### [INSTRUCTIONS TO FOLLOW]
Among the entries below, count the lines that contain the word "sublabel". Write down only the total.

### [RECORDS]
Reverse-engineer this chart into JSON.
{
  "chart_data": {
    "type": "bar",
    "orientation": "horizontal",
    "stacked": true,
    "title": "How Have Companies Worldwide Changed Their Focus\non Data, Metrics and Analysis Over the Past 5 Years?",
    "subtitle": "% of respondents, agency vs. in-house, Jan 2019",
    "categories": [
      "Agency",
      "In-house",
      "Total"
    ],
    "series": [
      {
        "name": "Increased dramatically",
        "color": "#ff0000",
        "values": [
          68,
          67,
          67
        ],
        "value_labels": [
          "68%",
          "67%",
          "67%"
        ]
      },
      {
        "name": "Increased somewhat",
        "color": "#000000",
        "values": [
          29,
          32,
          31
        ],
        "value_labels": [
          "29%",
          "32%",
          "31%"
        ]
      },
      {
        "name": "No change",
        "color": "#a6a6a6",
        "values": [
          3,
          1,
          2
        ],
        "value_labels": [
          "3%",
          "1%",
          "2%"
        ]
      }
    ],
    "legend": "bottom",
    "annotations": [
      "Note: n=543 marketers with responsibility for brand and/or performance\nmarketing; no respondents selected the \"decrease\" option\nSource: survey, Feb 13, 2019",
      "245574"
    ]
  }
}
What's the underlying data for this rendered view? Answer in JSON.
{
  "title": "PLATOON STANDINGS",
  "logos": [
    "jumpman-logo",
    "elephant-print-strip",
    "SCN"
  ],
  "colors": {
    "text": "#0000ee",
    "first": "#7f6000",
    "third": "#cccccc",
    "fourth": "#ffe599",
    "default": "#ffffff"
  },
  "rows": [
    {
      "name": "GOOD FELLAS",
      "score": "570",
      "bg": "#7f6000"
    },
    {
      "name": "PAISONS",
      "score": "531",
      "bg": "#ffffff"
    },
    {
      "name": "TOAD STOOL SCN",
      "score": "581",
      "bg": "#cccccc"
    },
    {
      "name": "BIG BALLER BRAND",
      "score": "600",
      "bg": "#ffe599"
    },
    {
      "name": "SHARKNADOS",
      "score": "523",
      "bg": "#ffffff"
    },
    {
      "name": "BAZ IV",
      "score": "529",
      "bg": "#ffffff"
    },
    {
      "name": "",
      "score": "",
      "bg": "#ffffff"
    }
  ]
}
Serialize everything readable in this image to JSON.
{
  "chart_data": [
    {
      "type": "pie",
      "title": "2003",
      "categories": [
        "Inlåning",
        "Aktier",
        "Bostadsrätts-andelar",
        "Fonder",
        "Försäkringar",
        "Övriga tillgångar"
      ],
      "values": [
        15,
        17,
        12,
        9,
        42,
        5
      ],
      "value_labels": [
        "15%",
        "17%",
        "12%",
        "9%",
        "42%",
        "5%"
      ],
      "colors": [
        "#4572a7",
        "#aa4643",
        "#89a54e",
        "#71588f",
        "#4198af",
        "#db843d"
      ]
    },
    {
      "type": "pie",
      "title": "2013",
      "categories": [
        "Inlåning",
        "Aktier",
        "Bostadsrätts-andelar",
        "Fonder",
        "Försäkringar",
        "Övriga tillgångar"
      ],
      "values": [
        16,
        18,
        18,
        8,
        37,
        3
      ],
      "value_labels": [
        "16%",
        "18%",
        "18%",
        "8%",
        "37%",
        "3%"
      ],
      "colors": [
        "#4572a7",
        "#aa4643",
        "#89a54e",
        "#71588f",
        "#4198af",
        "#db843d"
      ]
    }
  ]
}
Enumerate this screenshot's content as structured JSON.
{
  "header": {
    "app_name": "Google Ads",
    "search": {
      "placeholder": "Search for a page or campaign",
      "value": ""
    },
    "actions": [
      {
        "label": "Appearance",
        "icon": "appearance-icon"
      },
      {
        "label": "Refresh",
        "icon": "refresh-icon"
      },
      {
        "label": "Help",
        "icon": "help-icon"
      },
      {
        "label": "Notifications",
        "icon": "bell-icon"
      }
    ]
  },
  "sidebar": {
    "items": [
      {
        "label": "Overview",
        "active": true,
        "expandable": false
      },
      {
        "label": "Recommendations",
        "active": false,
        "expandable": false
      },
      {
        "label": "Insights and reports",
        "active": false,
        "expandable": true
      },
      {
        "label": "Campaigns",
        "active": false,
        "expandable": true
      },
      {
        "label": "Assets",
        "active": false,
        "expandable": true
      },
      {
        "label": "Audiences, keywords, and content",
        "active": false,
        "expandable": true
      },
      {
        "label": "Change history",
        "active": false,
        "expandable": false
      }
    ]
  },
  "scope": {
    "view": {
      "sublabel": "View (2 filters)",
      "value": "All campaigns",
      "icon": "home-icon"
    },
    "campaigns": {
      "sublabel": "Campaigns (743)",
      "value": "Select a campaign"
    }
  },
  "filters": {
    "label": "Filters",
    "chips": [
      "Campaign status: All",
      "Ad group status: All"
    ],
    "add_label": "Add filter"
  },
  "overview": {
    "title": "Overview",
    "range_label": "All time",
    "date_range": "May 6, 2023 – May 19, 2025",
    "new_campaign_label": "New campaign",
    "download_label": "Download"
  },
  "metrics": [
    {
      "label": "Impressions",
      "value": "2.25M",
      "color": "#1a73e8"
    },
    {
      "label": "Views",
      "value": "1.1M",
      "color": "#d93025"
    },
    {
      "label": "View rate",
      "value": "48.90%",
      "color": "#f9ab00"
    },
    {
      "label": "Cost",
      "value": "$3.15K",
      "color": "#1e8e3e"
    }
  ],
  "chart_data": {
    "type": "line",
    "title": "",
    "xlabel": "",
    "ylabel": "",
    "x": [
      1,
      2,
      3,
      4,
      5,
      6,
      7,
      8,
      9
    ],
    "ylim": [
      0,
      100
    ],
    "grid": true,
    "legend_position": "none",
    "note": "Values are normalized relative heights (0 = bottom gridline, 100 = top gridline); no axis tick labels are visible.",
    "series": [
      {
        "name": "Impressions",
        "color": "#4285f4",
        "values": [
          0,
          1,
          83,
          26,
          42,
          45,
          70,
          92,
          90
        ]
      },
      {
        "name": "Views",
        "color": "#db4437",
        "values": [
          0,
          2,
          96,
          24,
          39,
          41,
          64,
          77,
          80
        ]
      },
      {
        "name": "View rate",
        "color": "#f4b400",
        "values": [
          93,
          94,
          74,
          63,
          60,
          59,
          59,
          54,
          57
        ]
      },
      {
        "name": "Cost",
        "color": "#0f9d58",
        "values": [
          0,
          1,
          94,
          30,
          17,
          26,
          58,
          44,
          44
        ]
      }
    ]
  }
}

### [EXERCISE RESPONSE]
2